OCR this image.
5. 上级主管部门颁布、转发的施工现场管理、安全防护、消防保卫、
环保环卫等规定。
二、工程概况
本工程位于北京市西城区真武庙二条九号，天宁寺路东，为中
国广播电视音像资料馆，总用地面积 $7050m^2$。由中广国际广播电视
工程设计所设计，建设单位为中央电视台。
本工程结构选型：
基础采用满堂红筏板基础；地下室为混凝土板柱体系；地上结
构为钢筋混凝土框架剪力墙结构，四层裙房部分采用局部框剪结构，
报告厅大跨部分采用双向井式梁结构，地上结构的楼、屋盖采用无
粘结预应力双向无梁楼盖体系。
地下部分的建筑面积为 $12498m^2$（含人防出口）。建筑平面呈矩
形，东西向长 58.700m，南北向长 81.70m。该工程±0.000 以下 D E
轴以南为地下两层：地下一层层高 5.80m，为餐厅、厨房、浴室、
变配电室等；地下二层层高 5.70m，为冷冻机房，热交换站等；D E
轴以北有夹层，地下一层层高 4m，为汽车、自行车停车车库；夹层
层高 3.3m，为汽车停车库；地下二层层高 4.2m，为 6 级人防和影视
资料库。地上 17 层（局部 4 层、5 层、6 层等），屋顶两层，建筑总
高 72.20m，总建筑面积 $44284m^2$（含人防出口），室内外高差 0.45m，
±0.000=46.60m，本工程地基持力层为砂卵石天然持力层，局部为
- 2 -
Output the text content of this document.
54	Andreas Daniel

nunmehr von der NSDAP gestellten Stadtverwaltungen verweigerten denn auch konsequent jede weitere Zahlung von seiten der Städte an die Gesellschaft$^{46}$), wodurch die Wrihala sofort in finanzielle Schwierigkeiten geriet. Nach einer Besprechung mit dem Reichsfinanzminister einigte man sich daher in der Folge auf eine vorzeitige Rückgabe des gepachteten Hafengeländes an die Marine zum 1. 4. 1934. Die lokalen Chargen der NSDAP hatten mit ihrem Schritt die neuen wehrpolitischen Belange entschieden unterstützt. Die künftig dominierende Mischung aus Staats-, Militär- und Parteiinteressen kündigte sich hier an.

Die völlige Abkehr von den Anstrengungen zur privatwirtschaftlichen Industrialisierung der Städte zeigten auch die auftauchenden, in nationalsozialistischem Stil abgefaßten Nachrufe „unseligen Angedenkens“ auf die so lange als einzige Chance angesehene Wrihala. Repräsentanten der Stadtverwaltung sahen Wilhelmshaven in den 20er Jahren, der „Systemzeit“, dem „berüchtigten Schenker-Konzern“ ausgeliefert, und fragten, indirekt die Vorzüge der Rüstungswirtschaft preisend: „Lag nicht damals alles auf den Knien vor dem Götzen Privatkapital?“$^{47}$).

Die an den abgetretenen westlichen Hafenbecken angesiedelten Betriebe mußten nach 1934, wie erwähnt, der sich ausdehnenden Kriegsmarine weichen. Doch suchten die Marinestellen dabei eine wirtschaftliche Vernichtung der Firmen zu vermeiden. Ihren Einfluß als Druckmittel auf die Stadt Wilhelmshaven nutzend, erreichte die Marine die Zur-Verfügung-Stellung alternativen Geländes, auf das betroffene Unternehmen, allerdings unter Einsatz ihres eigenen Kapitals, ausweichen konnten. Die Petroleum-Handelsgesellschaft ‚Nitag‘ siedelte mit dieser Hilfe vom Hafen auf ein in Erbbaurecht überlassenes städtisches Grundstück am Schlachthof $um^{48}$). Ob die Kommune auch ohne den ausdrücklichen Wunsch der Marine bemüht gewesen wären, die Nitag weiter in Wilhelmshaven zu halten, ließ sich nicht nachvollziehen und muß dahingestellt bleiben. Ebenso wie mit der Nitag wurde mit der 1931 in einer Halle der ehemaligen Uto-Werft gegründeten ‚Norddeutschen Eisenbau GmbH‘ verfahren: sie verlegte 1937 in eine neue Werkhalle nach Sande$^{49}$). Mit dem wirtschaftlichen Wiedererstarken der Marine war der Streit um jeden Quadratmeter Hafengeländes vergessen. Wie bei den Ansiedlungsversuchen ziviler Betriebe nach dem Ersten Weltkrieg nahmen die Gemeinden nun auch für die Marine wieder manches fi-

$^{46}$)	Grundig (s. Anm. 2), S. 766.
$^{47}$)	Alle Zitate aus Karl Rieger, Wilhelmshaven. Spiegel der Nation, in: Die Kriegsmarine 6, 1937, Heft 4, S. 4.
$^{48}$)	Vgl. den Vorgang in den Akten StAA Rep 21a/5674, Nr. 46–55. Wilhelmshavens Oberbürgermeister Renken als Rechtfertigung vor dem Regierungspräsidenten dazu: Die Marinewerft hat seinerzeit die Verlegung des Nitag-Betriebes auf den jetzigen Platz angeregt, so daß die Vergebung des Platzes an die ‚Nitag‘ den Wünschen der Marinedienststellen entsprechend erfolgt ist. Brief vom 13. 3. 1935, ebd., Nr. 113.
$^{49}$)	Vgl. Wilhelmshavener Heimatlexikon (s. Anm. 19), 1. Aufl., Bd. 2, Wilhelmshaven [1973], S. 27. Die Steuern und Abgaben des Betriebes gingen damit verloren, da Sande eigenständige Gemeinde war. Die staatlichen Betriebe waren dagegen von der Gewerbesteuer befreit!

Exercise directions
Give back the whole listing exactly as it reads.

Answer to this problem
OCR this image.
5. 上级主管部门颁布、转发的施工现场管理、安全防护、消防保卫、
环保环卫等规定。
二、工程概况
本工程位于北京市西城区真武庙二条九号，天宁寺路东，为中
国广播电视音像资料馆，总用地面积 $7050m^2$。由中广国际广播电视
工程设计所设计，建设单位为中央电视台。
本工程结构选型：
基础采用满堂红筏板基础；地下室为混凝土板柱体系；地上结
构为钢筋混凝土框架剪力墙结构，四层裙房部分采用局部框剪结构，
报告厅大跨部分采用双向井式梁结构，地上结构的楼、屋盖采用无
粘结预应力双向无梁楼盖体系。
地下部分的建筑面积为 $12498m^2$（含人防出口）。建筑平面呈矩
形，东西向长 58.700m，南北向长 81.70m。该工程±0.000 以下 D E
轴以南为地下两层：地下一层层高 5.80m，为餐厅、厨房、浴室、
变配电室等；地下二层层高 5.70m，为冷冻机房，热交换站等；D E
轴以北有夹层，地下一层层高 4m，为汽车、自行车停车车库；夹层
层高 3.3m，为汽车停车库；地下二层层高 4.2m，为 6 级人防和影视
资料库。地上 17 层（局部 4 层、5 层、6 层等），屋顶两层，建筑总
高 72.20m，总建筑面积 $44284m^2$（含人防出口），室内外高差 0.45m，
±0.000=46.60m，本工程地基持力层为砂卵石天然持力层，局部为
- 2 -
Output the text content of this document.
54	Andreas Daniel

nunmehr von der NSDAP gestellten Stadtverwaltungen verweigerten denn auch konsequent jede weitere Zahlung von seiten der Städte an die Gesellschaft$^{46}$), wodurch die Wrihala sofort in finanzielle Schwierigkeiten geriet. Nach einer Besprechung mit dem Reichsfinanzminister einigte man sich daher in der Folge auf eine vorzeitige Rückgabe des gepachteten Hafengeländes an die Marine zum 1. 4. 1934. Die lokalen Chargen der NSDAP hatten mit ihrem Schritt die neuen wehrpolitischen Belange entschieden unterstützt. Die künftig dominierende Mischung aus Staats-, Militär- und Parteiinteressen kündigte sich hier an.

Die völlige Abkehr von den Anstrengungen zur privatwirtschaftlichen Industrialisierung der Städte zeigten auch die auftauchenden, in nationalsozialistischem Stil abgefaßten Nachrufe „unseligen Angedenkens“ auf die so lange als einzige Chance angesehene Wrihala. Repräsentanten der Stadtverwaltung sahen Wilhelmshaven in den 20er Jahren, der „Systemzeit“, dem „berüchtigten Schenker-Konzern“ ausgeliefert, und fragten, indirekt die Vorzüge der Rüstungswirtschaft preisend: „Lag nicht damals alles auf den Knien vor dem Götzen Privatkapital?“$^{47}$).

Die an den abgetretenen westlichen Hafenbecken angesiedelten Betriebe mußten nach 1934, wie erwähnt, der sich ausdehnenden Kriegsmarine weichen. Doch suchten die Marinestellen dabei eine wirtschaftliche Vernichtung der Firmen zu vermeiden. Ihren Einfluß als Druckmittel auf die Stadt Wilhelmshaven nutzend, erreichte die Marine die Zur-Verfügung-Stellung alternativen Geländes, auf das betroffene Unternehmen, allerdings unter Einsatz ihres eigenen Kapitals, ausweichen konnten. Die Petroleum-Handelsgesellschaft ‚Nitag‘ siedelte mit dieser Hilfe vom Hafen auf ein in Erbbaurecht überlassenes städtisches Grundstück am Schlachthof $um^{48}$). Ob die Kommune auch ohne den ausdrücklichen Wunsch der Marine bemüht gewesen wären, die Nitag weiter in Wilhelmshaven zu halten, ließ sich nicht nachvollziehen und muß dahingestellt bleiben. Ebenso wie mit der Nitag wurde mit der 1931 in einer Halle der ehemaligen Uto-Werft gegründeten ‚Norddeutschen Eisenbau GmbH‘ verfahren: sie verlegte 1937 in eine neue Werkhalle nach Sande$^{49}$). Mit dem wirtschaftlichen Wiedererstarken der Marine war der Streit um jeden Quadratmeter Hafengeländes vergessen. Wie bei den Ansiedlungsversuchen ziviler Betriebe nach dem Ersten Weltkrieg nahmen die Gemeinden nun auch für die Marine wieder manches fi-

$^{46}$)	Grundig (s. Anm. 2), S. 766.
$^{47}$)	Alle Zitate aus Karl Rieger, Wilhelmshaven. Spiegel der Nation, in: Die Kriegsmarine 6, 1937, Heft 4, S. 4.
$^{48}$)	Vgl. den Vorgang in den Akten StAA Rep 21a/5674, Nr. 46–55. Wilhelmshavens Oberbürgermeister Renken als Rechtfertigung vor dem Regierungspräsidenten dazu: Die Marinewerft hat seinerzeit die Verlegung des Nitag-Betriebes auf den jetzigen Platz angeregt, so daß die Vergebung des Platzes an die ‚Nitag‘ den Wünschen der Marinedienststellen entsprechend erfolgt ist. Brief vom 13. 3. 1935, ebd., Nr. 113.
$^{49}$)	Vgl. Wilhelmshavener Heimatlexikon (s. Anm. 19), 1. Aufl., Bd. 2, Wilhelmshaven [1973], S. 27. Die Steuern und Abgaben des Betriebes gingen damit verloren, da Sande eigenständige Gemeinde war. Die staatlichen Betriebe waren dagegen von der Gewerbesteuer befreit!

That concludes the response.